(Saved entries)
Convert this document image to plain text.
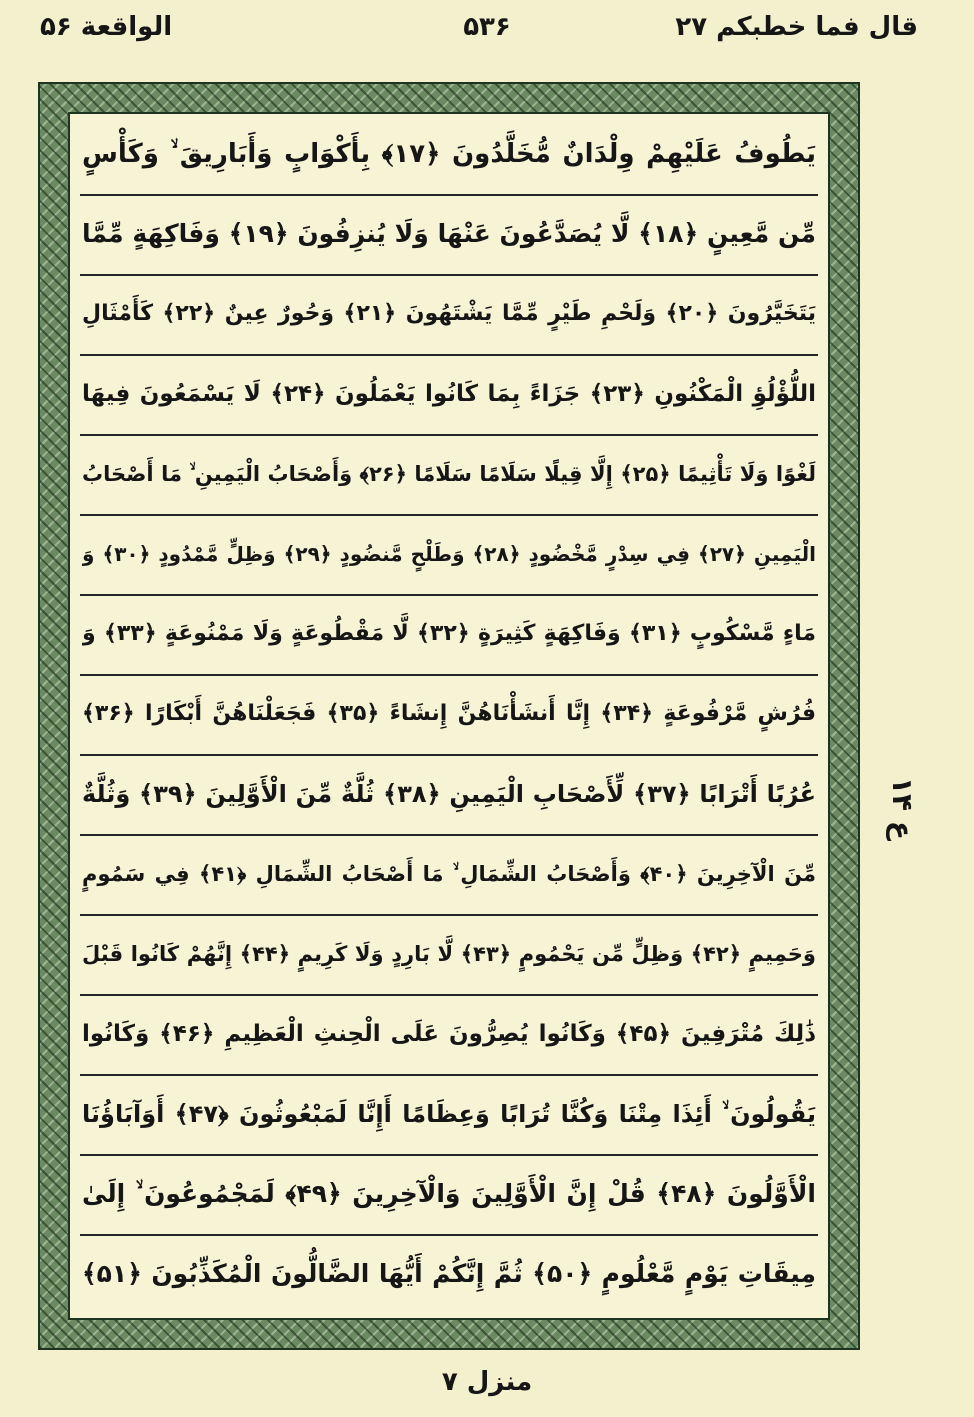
قال فما خطبکم ۲۷
۵۳۶
الواقعة ۵۶
يَطُوفُ عَلَيْهِمْ وِلْدَانٌ مُّخَلَّدُونَ ﴿۱۷﴾ بِأَكْوَابٍ وَأَبَارِيقَ ۙ وَكَأْسٍ
مِّن مَّعِينٍ ﴿۱۸﴾ لَّا يُصَدَّعُونَ عَنْهَا وَلَا يُنزِفُونَ ﴿۱۹﴾ وَفَاكِهَةٍ مِّمَّا
يَتَخَيَّرُونَ ﴿۲۰﴾ وَلَحْمِ طَيْرٍ مِّمَّا يَشْتَهُونَ ﴿۲۱﴾ وَحُورٌ عِينٌ ﴿۲۲﴾ كَأَمْثَالِ
اللُّؤْلُؤِ الْمَكْنُونِ ﴿۲۳﴾ جَزَاءً بِمَا كَانُوا يَعْمَلُونَ ﴿۲۴﴾ لَا يَسْمَعُونَ فِيهَا
لَغْوًا وَلَا تَأْثِيمًا ﴿۲۵﴾ إِلَّا قِيلًا سَلَامًا سَلَامًا ﴿۲۶﴾ وَأَصْحَابُ الْيَمِينِ ۙ مَا أَصْحَابُ
الْيَمِينِ ﴿۲۷﴾ فِي سِدْرٍ مَّخْضُودٍ ﴿۲۸﴾ وَطَلْحٍ مَّنضُودٍ ﴿۲۹﴾ وَظِلٍّ مَّمْدُودٍ ﴿۳۰﴾ وَ
مَاءٍ مَّسْكُوبٍ ﴿۳۱﴾ وَفَاكِهَةٍ كَثِيرَةٍ ﴿۳۲﴾ لَّا مَقْطُوعَةٍ وَلَا مَمْنُوعَةٍ ﴿۳۳﴾ وَ
فُرُشٍ مَّرْفُوعَةٍ ﴿۳۴﴾ إِنَّا أَنشَأْنَاهُنَّ إِنشَاءً ﴿۳۵﴾ فَجَعَلْنَاهُنَّ أَبْكَارًا ﴿۳۶﴾
عُرُبًا أَتْرَابًا ﴿۳۷﴾ لِّأَصْحَابِ الْيَمِينِ ﴿۳۸﴾ ثُلَّةٌ مِّنَ الْأَوَّلِينَ ﴿۳۹﴾ وَثُلَّةٌ
مِّنَ الْآخِرِينَ ﴿۴۰﴾ وَأَصْحَابُ الشِّمَالِ ۙ مَا أَصْحَابُ الشِّمَالِ ﴿۴۱﴾ فِي سَمُومٍ
وَحَمِيمٍ ﴿۴۲﴾ وَظِلٍّ مِّن يَحْمُومٍ ﴿۴۳﴾ لَّا بَارِدٍ وَلَا كَرِيمٍ ﴿۴۴﴾ إِنَّهُمْ كَانُوا قَبْلَ
ذَٰلِكَ مُتْرَفِينَ ﴿۴۵﴾ وَكَانُوا يُصِرُّونَ عَلَى الْحِنثِ الْعَظِيمِ ﴿۴۶﴾ وَكَانُوا
يَقُولُونَ ۙ أَئِذَا مِتْنَا وَكُنَّا تُرَابًا وَعِظَامًا أَإِنَّا لَمَبْعُوثُونَ ﴿۴۷﴾ أَوَآبَاؤُنَا
الْأَوَّلُونَ ﴿۴۸﴾ قُلْ إِنَّ الْأَوَّلِينَ وَالْآخِرِينَ ﴿۴۹﴾ لَمَجْمُوعُونَ ۙ إِلَىٰ
مِيقَاتِ يَوْمٍ مَّعْلُومٍ ﴿۵۰﴾ ثُمَّ إِنَّكُمْ أَيُّهَا الضَّالُّونَ الْمُكَذِّبُونَ ﴿۵۱﴾
ع ۱۴
منزل ۷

What this task involves: Each entry gets copied exactly; the pictures stay out.

Exercise answer:
Convert this document image to plain text.
قال فما خطبکم ۲۷
۵۳۶
الواقعة ۵۶
يَطُوفُ عَلَيْهِمْ وِلْدَانٌ مُّخَلَّدُونَ ﴿۱۷﴾ بِأَكْوَابٍ وَأَبَارِيقَ ۙ وَكَأْسٍ
مِّن مَّعِينٍ ﴿۱۸﴾ لَّا يُصَدَّعُونَ عَنْهَا وَلَا يُنزِفُونَ ﴿۱۹﴾ وَفَاكِهَةٍ مِّمَّا
يَتَخَيَّرُونَ ﴿۲۰﴾ وَلَحْمِ طَيْرٍ مِّمَّا يَشْتَهُونَ ﴿۲۱﴾ وَحُورٌ عِينٌ ﴿۲۲﴾ كَأَمْثَالِ
اللُّؤْلُؤِ الْمَكْنُونِ ﴿۲۳﴾ جَزَاءً بِمَا كَانُوا يَعْمَلُونَ ﴿۲۴﴾ لَا يَسْمَعُونَ فِيهَا
لَغْوًا وَلَا تَأْثِيمًا ﴿۲۵﴾ إِلَّا قِيلًا سَلَامًا سَلَامًا ﴿۲۶﴾ وَأَصْحَابُ الْيَمِينِ ۙ مَا أَصْحَابُ
الْيَمِينِ ﴿۲۷﴾ فِي سِدْرٍ مَّخْضُودٍ ﴿۲۸﴾ وَطَلْحٍ مَّنضُودٍ ﴿۲۹﴾ وَظِلٍّ مَّمْدُودٍ ﴿۳۰﴾ وَ
مَاءٍ مَّسْكُوبٍ ﴿۳۱﴾ وَفَاكِهَةٍ كَثِيرَةٍ ﴿۳۲﴾ لَّا مَقْطُوعَةٍ وَلَا مَمْنُوعَةٍ ﴿۳۳﴾ وَ
فُرُشٍ مَّرْفُوعَةٍ ﴿۳۴﴾ إِنَّا أَنشَأْنَاهُنَّ إِنشَاءً ﴿۳۵﴾ فَجَعَلْنَاهُنَّ أَبْكَارًا ﴿۳۶﴾
عُرُبًا أَتْرَابًا ﴿۳۷﴾ لِّأَصْحَابِ الْيَمِينِ ﴿۳۸﴾ ثُلَّةٌ مِّنَ الْأَوَّلِينَ ﴿۳۹﴾ وَثُلَّةٌ
مِّنَ الْآخِرِينَ ﴿۴۰﴾ وَأَصْحَابُ الشِّمَالِ ۙ مَا أَصْحَابُ الشِّمَالِ ﴿۴۱﴾ فِي سَمُومٍ
وَحَمِيمٍ ﴿۴۲﴾ وَظِلٍّ مِّن يَحْمُومٍ ﴿۴۳﴾ لَّا بَارِدٍ وَلَا كَرِيمٍ ﴿۴۴﴾ إِنَّهُمْ كَانُوا قَبْلَ
ذَٰلِكَ مُتْرَفِينَ ﴿۴۵﴾ وَكَانُوا يُصِرُّونَ عَلَى الْحِنثِ الْعَظِيمِ ﴿۴۶﴾ وَكَانُوا
يَقُولُونَ ۙ أَئِذَا مِتْنَا وَكُنَّا تُرَابًا وَعِظَامًا أَإِنَّا لَمَبْعُوثُونَ ﴿۴۷﴾ أَوَآبَاؤُنَا
الْأَوَّلُونَ ﴿۴۸﴾ قُلْ إِنَّ الْأَوَّلِينَ وَالْآخِرِينَ ﴿۴۹﴾ لَمَجْمُوعُونَ ۙ إِلَىٰ
مِيقَاتِ يَوْمٍ مَّعْلُومٍ ﴿۵۰﴾ ثُمَّ إِنَّكُمْ أَيُّهَا الضَّالُّونَ الْمُكَذِّبُونَ ﴿۵۱﴾
ع ۱۴
منزل ۷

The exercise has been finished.